> **Aim**
Reproduce all entries precisely, down to the last character.

========================

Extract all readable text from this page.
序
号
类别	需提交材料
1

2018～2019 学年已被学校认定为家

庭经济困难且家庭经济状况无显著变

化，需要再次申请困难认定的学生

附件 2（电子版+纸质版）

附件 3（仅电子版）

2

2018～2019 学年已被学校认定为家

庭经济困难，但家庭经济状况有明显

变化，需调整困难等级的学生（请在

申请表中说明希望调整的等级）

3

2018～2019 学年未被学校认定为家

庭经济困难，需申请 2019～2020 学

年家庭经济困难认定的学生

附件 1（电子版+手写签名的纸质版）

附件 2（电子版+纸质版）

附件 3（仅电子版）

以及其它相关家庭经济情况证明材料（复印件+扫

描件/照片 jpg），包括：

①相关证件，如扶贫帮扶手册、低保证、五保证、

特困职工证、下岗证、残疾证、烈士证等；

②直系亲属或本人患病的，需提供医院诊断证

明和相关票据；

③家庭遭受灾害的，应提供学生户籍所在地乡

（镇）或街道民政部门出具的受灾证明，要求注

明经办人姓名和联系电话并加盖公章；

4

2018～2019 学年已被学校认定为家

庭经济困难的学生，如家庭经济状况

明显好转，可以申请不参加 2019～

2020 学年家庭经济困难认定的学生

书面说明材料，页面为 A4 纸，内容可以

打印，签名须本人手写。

========================

> **Exercise solution**
Extract all readable text from this page.
序
号
类别	需提交材料
1

2018～2019 学年已被学校认定为家

庭经济困难且家庭经济状况无显著变

化，需要再次申请困难认定的学生

附件 2（电子版+纸质版）

附件 3（仅电子版）

2

2018～2019 学年已被学校认定为家

庭经济困难，但家庭经济状况有明显

变化，需调整困难等级的学生（请在

申请表中说明希望调整的等级）

3

2018～2019 学年未被学校认定为家

庭经济困难，需申请 2019～2020 学

年家庭经济困难认定的学生

附件 1（电子版+手写签名的纸质版）

附件 2（电子版+纸质版）

附件 3（仅电子版）

以及其它相关家庭经济情况证明材料（复印件+扫

描件/照片 jpg），包括：

①相关证件，如扶贫帮扶手册、低保证、五保证、

特困职工证、下岗证、残疾证、烈士证等；

②直系亲属或本人患病的，需提供医院诊断证

明和相关票据；

③家庭遭受灾害的，应提供学生户籍所在地乡

（镇）或街道民政部门出具的受灾证明，要求注

明经办人姓名和联系电话并加盖公章；

4

2018～2019 学年已被学校认定为家

庭经济困难的学生，如家庭经济状况

明显好转，可以申请不参加 2019～

2020 学年家庭经济困难认定的学生

书面说明材料，页面为 A4 纸，内容可以

打印，签名须本人手写。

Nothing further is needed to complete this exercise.